(Collection entries):
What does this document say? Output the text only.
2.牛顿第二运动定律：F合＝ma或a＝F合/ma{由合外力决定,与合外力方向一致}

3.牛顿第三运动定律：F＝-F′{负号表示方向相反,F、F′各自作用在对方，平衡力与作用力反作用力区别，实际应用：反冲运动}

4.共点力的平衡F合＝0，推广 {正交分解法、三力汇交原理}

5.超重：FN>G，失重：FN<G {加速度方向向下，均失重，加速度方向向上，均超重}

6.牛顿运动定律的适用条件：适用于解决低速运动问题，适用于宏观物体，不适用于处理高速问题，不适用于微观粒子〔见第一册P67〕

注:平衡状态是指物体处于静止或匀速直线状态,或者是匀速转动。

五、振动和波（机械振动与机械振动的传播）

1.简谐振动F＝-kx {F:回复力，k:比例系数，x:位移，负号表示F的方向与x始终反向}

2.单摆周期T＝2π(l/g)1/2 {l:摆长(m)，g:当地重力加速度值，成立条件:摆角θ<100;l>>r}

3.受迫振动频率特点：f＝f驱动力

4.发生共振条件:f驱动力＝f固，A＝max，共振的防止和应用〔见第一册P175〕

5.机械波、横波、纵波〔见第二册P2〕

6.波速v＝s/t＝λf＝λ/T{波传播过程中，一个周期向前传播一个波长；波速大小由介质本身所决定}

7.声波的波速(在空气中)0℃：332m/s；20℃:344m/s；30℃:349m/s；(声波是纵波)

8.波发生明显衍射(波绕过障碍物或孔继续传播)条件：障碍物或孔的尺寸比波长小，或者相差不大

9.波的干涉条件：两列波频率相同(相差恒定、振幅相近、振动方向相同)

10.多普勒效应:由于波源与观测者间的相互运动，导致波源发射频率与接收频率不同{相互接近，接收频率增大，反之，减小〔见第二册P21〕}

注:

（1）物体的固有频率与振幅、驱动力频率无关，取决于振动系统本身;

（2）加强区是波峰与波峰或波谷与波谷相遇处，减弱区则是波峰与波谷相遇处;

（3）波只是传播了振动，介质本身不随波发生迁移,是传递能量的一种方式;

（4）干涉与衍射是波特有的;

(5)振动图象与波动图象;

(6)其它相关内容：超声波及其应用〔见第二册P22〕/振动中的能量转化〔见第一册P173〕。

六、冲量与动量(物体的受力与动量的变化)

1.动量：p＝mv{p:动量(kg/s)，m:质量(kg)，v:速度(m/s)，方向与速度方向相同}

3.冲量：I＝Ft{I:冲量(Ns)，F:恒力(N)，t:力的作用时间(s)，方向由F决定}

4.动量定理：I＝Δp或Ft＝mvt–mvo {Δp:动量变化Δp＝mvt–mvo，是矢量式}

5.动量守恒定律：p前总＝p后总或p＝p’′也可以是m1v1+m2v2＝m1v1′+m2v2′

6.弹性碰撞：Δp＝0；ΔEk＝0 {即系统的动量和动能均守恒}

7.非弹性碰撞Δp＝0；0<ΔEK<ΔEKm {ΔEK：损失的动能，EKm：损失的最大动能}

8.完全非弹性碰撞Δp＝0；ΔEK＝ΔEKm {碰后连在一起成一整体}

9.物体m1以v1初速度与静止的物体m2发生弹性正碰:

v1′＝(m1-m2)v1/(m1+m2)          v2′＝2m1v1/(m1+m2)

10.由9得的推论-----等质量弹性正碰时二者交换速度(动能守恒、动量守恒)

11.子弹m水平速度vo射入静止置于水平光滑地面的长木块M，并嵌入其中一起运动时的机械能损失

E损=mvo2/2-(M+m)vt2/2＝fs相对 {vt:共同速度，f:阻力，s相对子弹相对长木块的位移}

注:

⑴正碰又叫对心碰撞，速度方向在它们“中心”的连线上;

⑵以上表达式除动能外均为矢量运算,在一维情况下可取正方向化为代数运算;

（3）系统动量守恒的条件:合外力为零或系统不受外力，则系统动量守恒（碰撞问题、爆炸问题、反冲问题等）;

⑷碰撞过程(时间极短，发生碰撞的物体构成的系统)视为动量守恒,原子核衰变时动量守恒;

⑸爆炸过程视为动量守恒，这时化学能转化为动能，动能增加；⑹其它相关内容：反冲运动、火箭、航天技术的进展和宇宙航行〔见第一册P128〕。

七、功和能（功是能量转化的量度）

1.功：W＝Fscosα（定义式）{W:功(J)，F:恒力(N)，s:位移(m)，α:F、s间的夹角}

(YOUR INSTRUCTIONS):
Using the records above, copy every line that has the word "反冲运动" in it.

(ANSWER TO THE TASK):
3.牛顿第三运动定律：F＝-F′{负号表示方向相反,F、F′各自作用在对方，平衡力与作用力反作用力区别，实际应用：反冲运动}
⑸爆炸过程视为动量守恒，这时化学能转化为动能，动能增加；⑹其它相关内容：反冲运动、火箭、航天技术的进展和宇宙航行〔见第一册P128〕。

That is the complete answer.